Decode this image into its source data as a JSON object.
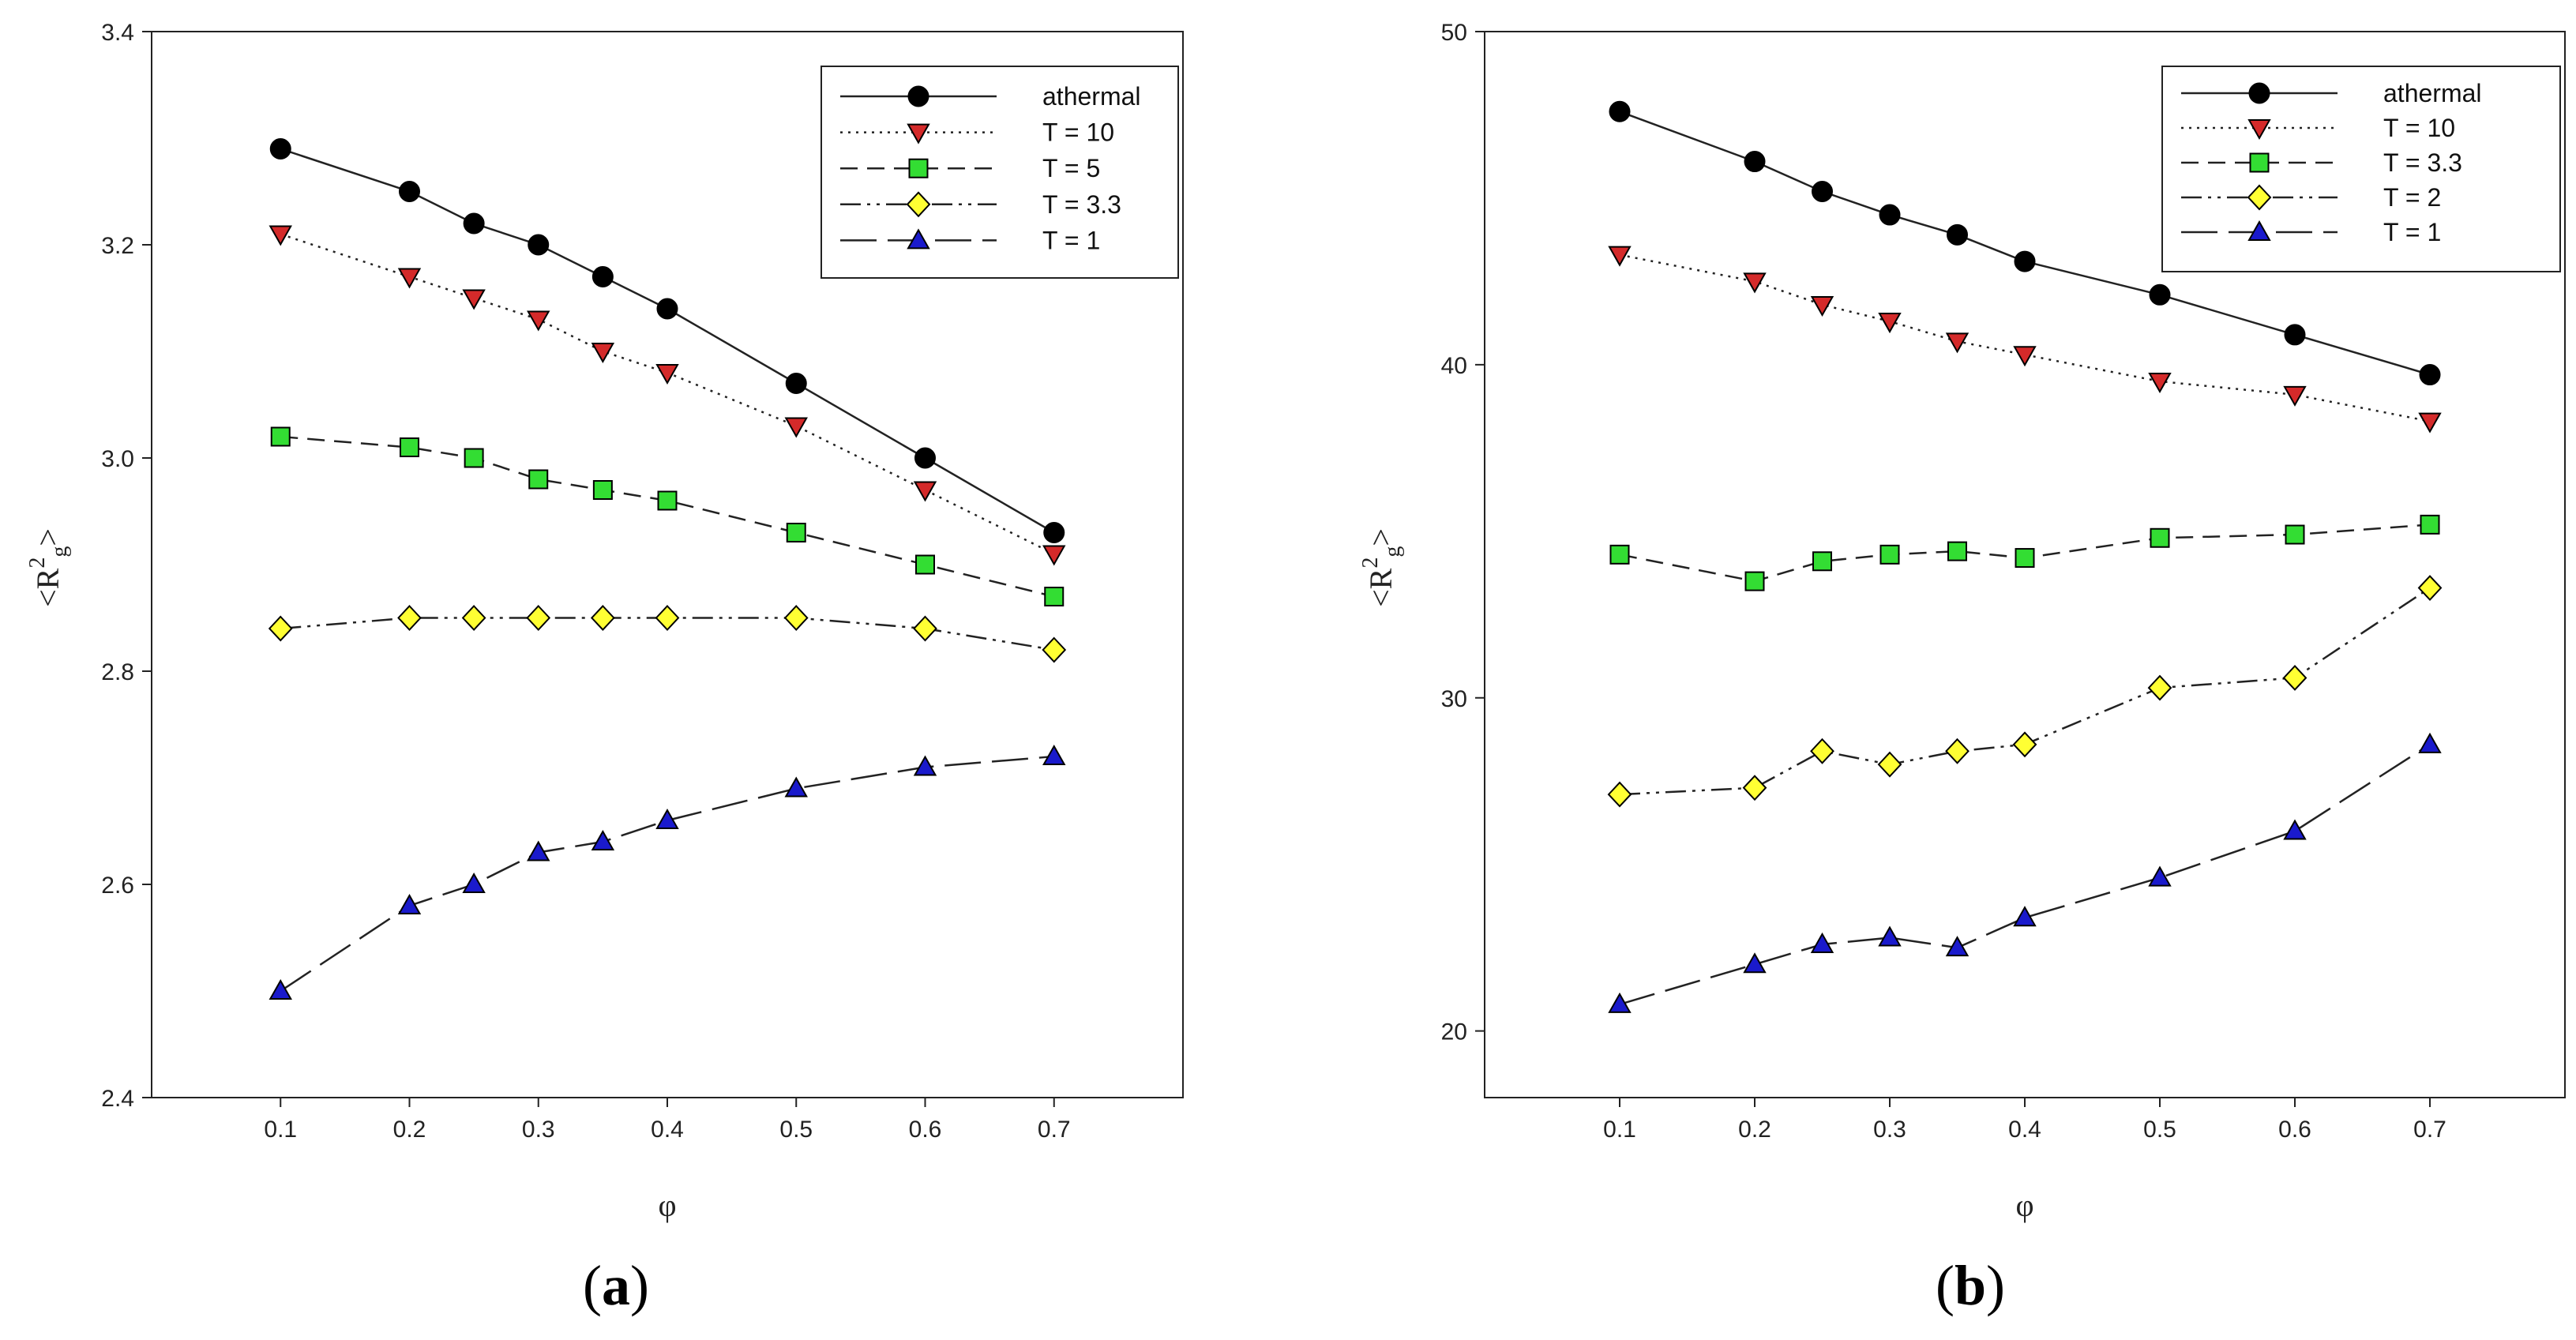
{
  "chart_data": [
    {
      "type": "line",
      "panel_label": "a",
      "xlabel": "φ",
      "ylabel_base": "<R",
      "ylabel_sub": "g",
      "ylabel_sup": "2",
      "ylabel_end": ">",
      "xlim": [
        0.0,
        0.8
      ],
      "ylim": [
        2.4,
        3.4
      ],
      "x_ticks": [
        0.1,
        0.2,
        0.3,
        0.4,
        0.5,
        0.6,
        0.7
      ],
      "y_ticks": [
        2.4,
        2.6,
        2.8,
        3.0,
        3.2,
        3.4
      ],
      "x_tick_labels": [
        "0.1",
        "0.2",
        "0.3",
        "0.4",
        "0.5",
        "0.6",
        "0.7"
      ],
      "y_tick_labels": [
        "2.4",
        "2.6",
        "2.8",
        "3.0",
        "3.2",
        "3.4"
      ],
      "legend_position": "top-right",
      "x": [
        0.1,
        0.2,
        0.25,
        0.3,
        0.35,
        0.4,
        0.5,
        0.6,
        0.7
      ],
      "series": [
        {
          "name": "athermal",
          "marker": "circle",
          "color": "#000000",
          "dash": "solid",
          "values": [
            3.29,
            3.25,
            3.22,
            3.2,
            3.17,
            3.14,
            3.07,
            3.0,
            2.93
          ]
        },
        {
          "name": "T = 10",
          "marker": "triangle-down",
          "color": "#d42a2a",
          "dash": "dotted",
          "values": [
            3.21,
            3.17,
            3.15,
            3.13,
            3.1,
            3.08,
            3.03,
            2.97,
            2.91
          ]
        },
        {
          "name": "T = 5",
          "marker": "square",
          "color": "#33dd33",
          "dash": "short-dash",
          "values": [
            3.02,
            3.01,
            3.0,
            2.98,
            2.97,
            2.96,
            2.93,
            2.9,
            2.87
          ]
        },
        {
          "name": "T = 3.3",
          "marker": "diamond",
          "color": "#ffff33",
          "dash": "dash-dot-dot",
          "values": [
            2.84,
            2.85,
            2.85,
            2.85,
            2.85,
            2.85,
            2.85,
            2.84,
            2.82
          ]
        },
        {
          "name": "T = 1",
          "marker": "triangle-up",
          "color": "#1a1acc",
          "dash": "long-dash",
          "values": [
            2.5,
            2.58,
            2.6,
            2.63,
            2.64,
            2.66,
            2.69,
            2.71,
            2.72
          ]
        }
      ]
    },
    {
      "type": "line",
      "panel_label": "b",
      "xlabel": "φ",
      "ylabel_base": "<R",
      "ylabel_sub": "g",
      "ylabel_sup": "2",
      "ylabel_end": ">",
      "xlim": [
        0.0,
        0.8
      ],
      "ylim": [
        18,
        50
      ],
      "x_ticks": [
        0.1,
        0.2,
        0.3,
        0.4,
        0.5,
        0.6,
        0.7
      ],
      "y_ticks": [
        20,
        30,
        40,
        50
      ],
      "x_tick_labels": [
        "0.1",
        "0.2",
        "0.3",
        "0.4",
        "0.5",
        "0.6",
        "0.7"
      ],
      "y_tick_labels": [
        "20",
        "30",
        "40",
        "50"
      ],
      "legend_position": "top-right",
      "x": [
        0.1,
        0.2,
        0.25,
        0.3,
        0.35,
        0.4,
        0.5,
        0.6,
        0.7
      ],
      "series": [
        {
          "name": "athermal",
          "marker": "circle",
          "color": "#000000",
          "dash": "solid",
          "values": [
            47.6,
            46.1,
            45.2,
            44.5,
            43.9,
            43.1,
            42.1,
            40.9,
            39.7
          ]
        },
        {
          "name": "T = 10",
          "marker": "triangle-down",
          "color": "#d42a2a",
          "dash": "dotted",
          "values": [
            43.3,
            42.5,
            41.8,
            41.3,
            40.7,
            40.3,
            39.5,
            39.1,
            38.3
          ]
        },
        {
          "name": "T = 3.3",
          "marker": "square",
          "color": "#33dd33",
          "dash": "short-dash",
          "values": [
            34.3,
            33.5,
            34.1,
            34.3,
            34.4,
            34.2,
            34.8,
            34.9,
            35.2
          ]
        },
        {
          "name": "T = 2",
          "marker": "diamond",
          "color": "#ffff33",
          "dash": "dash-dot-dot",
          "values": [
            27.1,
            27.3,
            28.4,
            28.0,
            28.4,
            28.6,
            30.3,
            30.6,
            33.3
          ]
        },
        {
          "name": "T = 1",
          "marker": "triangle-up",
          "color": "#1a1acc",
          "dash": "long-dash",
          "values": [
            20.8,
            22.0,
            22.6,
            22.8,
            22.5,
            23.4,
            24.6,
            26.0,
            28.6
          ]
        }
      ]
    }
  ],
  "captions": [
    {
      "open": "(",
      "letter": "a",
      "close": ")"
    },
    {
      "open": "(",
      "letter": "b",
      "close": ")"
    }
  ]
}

● **What is asked**: Exclude the pictures and repeat every other part of the records word for word.

● **Finished exercise**:
Decode this image into its source data as a JSON object.
{
  "chart_data": [
    {
      "type": "line",
      "panel_label": "a",
      "xlabel": "φ",
      "ylabel_base": "<R",
      "ylabel_sub": "g",
      "ylabel_sup": "2",
      "ylabel_end": ">",
      "xlim": [
        0.0,
        0.8
      ],
      "ylim": [
        2.4,
        3.4
      ],
      "x_ticks": [
        0.1,
        0.2,
        0.3,
        0.4,
        0.5,
        0.6,
        0.7
      ],
      "y_ticks": [
        2.4,
        2.6,
        2.8,
        3.0,
        3.2,
        3.4
      ],
      "x_tick_labels": [
        "0.1",
        "0.2",
        "0.3",
        "0.4",
        "0.5",
        "0.6",
        "0.7"
      ],
      "y_tick_labels": [
        "2.4",
        "2.6",
        "2.8",
        "3.0",
        "3.2",
        "3.4"
      ],
      "legend_position": "top-right",
      "x": [
        0.1,
        0.2,
        0.25,
        0.3,
        0.35,
        0.4,
        0.5,
        0.6,
        0.7
      ],
      "series": [
        {
          "name": "athermal",
          "marker": "circle",
          "color": "#000000",
          "dash": "solid",
          "values": [
            3.29,
            3.25,
            3.22,
            3.2,
            3.17,
            3.14,
            3.07,
            3.0,
            2.93
          ]
        },
        {
          "name": "T = 10",
          "marker": "triangle-down",
          "color": "#d42a2a",
          "dash": "dotted",
          "values": [
            3.21,
            3.17,
            3.15,
            3.13,
            3.1,
            3.08,
            3.03,
            2.97,
            2.91
          ]
        },
        {
          "name": "T = 5",
          "marker": "square",
          "color": "#33dd33",
          "dash": "short-dash",
          "values": [
            3.02,
            3.01,
            3.0,
            2.98,
            2.97,
            2.96,
            2.93,
            2.9,
            2.87
          ]
        },
        {
          "name": "T = 3.3",
          "marker": "diamond",
          "color": "#ffff33",
          "dash": "dash-dot-dot",
          "values": [
            2.84,
            2.85,
            2.85,
            2.85,
            2.85,
            2.85,
            2.85,
            2.84,
            2.82
          ]
        },
        {
          "name": "T = 1",
          "marker": "triangle-up",
          "color": "#1a1acc",
          "dash": "long-dash",
          "values": [
            2.5,
            2.58,
            2.6,
            2.63,
            2.64,
            2.66,
            2.69,
            2.71,
            2.72
          ]
        }
      ]
    },
    {
      "type": "line",
      "panel_label": "b",
      "xlabel": "φ",
      "ylabel_base": "<R",
      "ylabel_sub": "g",
      "ylabel_sup": "2",
      "ylabel_end": ">",
      "xlim": [
        0.0,
        0.8
      ],
      "ylim": [
        18,
        50
      ],
      "x_ticks": [
        0.1,
        0.2,
        0.3,
        0.4,
        0.5,
        0.6,
        0.7
      ],
      "y_ticks": [
        20,
        30,
        40,
        50
      ],
      "x_tick_labels": [
        "0.1",
        "0.2",
        "0.3",
        "0.4",
        "0.5",
        "0.6",
        "0.7"
      ],
      "y_tick_labels": [
        "20",
        "30",
        "40",
        "50"
      ],
      "legend_position": "top-right",
      "x": [
        0.1,
        0.2,
        0.25,
        0.3,
        0.35,
        0.4,
        0.5,
        0.6,
        0.7
      ],
      "series": [
        {
          "name": "athermal",
          "marker": "circle",
          "color": "#000000",
          "dash": "solid",
          "values": [
            47.6,
            46.1,
            45.2,
            44.5,
            43.9,
            43.1,
            42.1,
            40.9,
            39.7
          ]
        },
        {
          "name": "T = 10",
          "marker": "triangle-down",
          "color": "#d42a2a",
          "dash": "dotted",
          "values": [
            43.3,
            42.5,
            41.8,
            41.3,
            40.7,
            40.3,
            39.5,
            39.1,
            38.3
          ]
        },
        {
          "name": "T = 3.3",
          "marker": "square",
          "color": "#33dd33",
          "dash": "short-dash",
          "values": [
            34.3,
            33.5,
            34.1,
            34.3,
            34.4,
            34.2,
            34.8,
            34.9,
            35.2
          ]
        },
        {
          "name": "T = 2",
          "marker": "diamond",
          "color": "#ffff33",
          "dash": "dash-dot-dot",
          "values": [
            27.1,
            27.3,
            28.4,
            28.0,
            28.4,
            28.6,
            30.3,
            30.6,
            33.3
          ]
        },
        {
          "name": "T = 1",
          "marker": "triangle-up",
          "color": "#1a1acc",
          "dash": "long-dash",
          "values": [
            20.8,
            22.0,
            22.6,
            22.8,
            22.5,
            23.4,
            24.6,
            26.0,
            28.6
          ]
        }
      ]
    }
  ],
  "captions": [
    {
      "open": "(",
      "letter": "a",
      "close": ")"
    },
    {
      "open": "(",
      "letter": "b",
      "close": ")"
    }
  ]
}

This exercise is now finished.